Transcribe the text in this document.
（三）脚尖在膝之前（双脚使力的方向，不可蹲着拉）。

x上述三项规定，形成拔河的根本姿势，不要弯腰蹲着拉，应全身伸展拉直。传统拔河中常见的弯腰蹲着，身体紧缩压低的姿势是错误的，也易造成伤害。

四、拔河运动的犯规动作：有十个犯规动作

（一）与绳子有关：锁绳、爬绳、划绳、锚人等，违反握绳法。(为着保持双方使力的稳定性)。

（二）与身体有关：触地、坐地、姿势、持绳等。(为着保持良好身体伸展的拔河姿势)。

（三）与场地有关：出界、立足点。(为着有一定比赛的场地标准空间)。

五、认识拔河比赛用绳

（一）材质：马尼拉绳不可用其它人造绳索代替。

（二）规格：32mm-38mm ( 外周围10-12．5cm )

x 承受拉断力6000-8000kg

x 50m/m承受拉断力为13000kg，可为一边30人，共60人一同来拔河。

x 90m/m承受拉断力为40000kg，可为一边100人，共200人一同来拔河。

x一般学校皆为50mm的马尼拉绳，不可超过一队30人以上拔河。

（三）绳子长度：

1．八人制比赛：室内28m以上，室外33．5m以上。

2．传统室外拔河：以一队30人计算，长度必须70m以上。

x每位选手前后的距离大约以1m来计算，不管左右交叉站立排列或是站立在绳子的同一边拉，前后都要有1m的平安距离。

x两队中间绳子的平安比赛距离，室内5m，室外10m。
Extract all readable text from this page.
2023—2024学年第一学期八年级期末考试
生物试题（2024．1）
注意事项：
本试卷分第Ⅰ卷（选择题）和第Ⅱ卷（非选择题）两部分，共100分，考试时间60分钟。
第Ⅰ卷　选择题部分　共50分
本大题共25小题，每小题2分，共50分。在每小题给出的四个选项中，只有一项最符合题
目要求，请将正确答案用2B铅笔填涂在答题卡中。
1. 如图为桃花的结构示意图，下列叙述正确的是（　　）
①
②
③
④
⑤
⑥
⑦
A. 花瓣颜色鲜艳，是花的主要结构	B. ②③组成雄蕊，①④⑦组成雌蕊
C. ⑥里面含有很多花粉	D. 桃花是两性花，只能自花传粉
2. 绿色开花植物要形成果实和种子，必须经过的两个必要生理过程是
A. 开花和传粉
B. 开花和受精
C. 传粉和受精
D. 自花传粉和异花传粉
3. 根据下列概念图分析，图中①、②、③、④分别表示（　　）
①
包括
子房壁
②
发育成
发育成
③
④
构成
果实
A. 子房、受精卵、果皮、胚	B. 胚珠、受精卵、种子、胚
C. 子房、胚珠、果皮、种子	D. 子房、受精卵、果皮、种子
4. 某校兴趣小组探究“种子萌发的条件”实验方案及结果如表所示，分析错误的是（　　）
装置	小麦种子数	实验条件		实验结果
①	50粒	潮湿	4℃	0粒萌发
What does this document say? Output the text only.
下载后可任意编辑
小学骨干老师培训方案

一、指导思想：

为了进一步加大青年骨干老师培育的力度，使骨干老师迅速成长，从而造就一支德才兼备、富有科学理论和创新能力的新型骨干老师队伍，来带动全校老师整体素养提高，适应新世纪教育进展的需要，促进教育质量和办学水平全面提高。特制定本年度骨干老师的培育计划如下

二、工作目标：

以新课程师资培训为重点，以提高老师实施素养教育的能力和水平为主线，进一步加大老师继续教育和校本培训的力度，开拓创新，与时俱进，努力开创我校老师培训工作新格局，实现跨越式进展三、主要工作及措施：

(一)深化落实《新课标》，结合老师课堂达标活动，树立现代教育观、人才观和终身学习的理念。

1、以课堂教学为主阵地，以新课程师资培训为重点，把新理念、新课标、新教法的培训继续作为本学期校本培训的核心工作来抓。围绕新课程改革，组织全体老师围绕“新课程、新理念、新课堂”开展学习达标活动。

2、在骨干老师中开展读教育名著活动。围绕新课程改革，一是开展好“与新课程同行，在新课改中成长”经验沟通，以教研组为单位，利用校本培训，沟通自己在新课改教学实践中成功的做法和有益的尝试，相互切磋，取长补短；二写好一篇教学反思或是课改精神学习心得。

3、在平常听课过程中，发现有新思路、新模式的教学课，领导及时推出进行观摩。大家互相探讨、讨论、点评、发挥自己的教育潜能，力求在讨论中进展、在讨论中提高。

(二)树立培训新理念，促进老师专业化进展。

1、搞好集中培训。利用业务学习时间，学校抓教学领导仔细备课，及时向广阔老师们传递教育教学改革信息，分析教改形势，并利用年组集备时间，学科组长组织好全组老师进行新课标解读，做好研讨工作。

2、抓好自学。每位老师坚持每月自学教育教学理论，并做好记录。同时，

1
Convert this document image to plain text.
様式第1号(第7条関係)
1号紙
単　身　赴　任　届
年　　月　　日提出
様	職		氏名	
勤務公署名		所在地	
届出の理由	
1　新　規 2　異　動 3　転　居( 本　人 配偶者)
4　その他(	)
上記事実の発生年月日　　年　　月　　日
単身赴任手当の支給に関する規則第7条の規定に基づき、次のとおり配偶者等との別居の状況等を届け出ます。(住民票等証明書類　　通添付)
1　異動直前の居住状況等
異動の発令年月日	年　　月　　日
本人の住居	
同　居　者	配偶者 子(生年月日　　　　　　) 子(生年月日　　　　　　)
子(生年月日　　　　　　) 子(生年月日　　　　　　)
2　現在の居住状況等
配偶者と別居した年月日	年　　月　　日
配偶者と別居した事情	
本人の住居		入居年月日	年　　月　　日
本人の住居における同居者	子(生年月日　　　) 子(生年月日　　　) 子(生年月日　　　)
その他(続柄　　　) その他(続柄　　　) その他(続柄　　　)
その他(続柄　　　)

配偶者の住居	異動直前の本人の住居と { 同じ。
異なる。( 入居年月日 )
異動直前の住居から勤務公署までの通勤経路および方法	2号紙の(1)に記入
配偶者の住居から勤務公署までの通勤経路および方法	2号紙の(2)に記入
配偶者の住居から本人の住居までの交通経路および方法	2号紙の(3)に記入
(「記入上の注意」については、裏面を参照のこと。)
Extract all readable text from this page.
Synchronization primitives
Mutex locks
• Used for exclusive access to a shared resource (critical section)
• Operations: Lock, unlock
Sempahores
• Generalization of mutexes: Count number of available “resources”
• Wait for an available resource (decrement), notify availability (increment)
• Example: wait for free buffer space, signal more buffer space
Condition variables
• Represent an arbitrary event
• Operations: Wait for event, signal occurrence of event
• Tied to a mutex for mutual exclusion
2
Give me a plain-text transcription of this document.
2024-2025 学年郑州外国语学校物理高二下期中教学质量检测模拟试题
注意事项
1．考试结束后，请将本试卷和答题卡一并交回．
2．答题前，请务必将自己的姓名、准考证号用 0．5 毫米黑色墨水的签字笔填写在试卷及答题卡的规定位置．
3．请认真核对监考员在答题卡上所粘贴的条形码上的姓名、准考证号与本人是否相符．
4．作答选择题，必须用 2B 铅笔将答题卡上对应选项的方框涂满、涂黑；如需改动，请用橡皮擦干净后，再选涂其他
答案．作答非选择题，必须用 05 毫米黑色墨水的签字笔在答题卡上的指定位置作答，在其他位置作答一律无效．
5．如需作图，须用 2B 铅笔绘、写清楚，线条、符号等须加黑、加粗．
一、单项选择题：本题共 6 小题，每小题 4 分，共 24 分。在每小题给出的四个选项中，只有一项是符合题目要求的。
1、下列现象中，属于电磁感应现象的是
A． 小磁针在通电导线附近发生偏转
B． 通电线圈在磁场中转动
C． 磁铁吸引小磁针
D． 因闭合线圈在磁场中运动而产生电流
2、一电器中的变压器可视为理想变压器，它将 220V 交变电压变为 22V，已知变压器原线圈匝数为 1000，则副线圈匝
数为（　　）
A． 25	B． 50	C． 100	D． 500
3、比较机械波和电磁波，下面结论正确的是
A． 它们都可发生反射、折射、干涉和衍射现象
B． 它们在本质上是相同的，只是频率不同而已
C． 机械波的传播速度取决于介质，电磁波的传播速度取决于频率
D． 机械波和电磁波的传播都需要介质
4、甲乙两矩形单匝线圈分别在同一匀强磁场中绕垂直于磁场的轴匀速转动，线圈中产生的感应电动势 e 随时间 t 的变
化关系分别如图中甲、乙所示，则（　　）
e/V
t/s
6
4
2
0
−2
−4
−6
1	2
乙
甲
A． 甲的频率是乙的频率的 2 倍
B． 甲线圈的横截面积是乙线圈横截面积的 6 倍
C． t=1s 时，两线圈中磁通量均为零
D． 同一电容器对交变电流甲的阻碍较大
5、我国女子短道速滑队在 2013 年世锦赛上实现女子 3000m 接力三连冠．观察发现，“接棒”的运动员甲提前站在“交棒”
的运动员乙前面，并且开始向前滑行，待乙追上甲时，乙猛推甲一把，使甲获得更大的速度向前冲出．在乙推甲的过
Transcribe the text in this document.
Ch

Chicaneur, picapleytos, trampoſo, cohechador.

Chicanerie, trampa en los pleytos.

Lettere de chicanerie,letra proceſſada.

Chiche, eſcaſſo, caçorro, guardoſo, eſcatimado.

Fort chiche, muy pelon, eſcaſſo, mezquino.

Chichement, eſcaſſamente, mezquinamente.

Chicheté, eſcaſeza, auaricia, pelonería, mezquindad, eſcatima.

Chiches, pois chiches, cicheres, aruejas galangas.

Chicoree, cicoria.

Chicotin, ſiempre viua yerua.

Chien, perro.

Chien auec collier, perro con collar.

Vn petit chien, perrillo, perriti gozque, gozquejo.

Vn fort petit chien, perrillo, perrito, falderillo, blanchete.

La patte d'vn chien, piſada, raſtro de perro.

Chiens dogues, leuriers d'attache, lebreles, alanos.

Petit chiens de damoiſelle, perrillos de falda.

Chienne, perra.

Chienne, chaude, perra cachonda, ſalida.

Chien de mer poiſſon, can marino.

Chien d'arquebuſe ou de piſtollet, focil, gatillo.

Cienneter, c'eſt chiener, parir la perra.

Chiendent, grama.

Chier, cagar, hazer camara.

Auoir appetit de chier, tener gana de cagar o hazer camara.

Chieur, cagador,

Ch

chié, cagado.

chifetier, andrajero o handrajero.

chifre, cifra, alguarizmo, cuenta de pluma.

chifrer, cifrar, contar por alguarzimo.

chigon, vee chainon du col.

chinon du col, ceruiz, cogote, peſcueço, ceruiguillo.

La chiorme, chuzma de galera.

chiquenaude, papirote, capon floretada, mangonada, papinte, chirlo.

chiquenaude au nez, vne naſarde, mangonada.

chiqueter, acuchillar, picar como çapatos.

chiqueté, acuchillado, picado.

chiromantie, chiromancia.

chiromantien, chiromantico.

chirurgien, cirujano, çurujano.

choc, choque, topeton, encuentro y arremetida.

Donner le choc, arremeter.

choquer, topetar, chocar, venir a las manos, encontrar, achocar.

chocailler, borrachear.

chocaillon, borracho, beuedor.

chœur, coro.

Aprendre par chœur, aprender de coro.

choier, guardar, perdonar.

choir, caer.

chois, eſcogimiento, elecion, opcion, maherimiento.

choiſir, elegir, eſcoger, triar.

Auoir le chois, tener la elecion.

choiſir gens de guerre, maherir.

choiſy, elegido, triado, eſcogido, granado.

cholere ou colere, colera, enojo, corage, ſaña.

------------------------------------------------------------

| EXERCISE DESCRIPTION |
Each line of the data that includes the word "eſcaſſo" counts once; report the total and nothing more.

| WRITTEN SOLUTION |
2